_WORK INSTRUCTIONS_
Read through the data and report every line in which the word "value" occurs.

_INFORMATION PROVIDED_

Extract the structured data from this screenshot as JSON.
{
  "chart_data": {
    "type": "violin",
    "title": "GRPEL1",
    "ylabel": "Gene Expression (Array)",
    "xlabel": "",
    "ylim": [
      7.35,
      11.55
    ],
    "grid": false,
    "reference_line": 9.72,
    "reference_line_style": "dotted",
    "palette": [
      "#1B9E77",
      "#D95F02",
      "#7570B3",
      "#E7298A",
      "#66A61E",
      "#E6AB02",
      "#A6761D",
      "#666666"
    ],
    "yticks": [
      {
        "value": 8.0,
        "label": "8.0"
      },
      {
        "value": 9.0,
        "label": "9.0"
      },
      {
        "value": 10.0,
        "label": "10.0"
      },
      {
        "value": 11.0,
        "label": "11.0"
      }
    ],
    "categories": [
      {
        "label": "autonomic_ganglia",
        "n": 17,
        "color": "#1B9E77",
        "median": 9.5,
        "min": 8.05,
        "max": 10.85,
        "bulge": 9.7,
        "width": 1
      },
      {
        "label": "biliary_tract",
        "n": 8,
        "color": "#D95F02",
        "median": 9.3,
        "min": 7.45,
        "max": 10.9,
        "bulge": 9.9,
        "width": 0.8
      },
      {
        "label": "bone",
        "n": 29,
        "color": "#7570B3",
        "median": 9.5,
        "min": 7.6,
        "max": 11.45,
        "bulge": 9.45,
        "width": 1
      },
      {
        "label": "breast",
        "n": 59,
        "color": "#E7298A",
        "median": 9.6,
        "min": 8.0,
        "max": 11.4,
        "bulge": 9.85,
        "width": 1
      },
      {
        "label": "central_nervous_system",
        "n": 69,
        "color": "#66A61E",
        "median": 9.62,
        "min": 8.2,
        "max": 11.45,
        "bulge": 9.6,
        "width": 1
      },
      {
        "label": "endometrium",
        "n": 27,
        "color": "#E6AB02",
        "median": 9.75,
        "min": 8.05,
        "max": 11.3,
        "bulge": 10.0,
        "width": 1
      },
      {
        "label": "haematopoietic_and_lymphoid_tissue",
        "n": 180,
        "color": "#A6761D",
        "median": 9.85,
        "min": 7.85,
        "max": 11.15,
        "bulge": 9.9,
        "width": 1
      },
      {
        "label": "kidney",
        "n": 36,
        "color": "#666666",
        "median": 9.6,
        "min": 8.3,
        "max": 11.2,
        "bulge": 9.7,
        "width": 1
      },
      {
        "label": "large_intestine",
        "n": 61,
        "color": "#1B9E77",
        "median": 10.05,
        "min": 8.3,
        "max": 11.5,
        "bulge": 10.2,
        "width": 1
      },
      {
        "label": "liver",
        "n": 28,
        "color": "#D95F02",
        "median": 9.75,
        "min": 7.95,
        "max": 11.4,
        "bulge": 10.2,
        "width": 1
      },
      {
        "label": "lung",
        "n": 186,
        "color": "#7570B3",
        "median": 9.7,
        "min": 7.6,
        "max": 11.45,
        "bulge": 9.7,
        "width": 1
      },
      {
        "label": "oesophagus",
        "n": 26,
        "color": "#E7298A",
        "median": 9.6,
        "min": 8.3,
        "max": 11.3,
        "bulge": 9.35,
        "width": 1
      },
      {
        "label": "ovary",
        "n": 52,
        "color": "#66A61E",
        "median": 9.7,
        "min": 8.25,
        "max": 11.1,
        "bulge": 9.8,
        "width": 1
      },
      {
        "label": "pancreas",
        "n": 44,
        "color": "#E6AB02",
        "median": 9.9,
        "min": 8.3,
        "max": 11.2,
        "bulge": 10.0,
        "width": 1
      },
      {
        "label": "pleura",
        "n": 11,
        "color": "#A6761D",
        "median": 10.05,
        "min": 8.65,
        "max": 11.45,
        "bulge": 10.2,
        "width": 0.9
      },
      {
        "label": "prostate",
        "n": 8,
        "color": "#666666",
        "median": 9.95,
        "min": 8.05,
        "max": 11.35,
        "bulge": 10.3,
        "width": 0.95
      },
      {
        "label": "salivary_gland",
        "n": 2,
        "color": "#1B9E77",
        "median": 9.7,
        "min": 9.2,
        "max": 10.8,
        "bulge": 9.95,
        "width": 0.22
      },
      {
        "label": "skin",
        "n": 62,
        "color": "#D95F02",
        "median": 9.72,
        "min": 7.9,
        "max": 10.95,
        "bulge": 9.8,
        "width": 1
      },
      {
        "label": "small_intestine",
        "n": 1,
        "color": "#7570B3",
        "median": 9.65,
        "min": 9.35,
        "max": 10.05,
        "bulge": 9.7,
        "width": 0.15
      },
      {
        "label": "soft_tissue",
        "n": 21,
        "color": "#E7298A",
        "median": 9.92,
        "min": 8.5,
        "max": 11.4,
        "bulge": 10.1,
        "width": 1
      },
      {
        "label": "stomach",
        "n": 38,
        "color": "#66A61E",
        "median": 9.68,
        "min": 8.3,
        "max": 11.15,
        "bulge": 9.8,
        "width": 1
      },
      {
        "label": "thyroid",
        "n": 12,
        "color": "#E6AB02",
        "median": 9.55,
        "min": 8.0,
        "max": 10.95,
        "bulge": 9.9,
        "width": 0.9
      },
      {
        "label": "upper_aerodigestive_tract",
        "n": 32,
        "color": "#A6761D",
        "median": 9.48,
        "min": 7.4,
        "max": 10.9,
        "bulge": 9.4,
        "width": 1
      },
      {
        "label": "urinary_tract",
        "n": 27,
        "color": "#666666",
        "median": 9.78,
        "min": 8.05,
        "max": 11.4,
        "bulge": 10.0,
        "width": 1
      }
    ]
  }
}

_EXERCISE ANSWER_
        "value": 8.0,
        "value": 9.0,
        "value": 10.0,
        "value": 11.0,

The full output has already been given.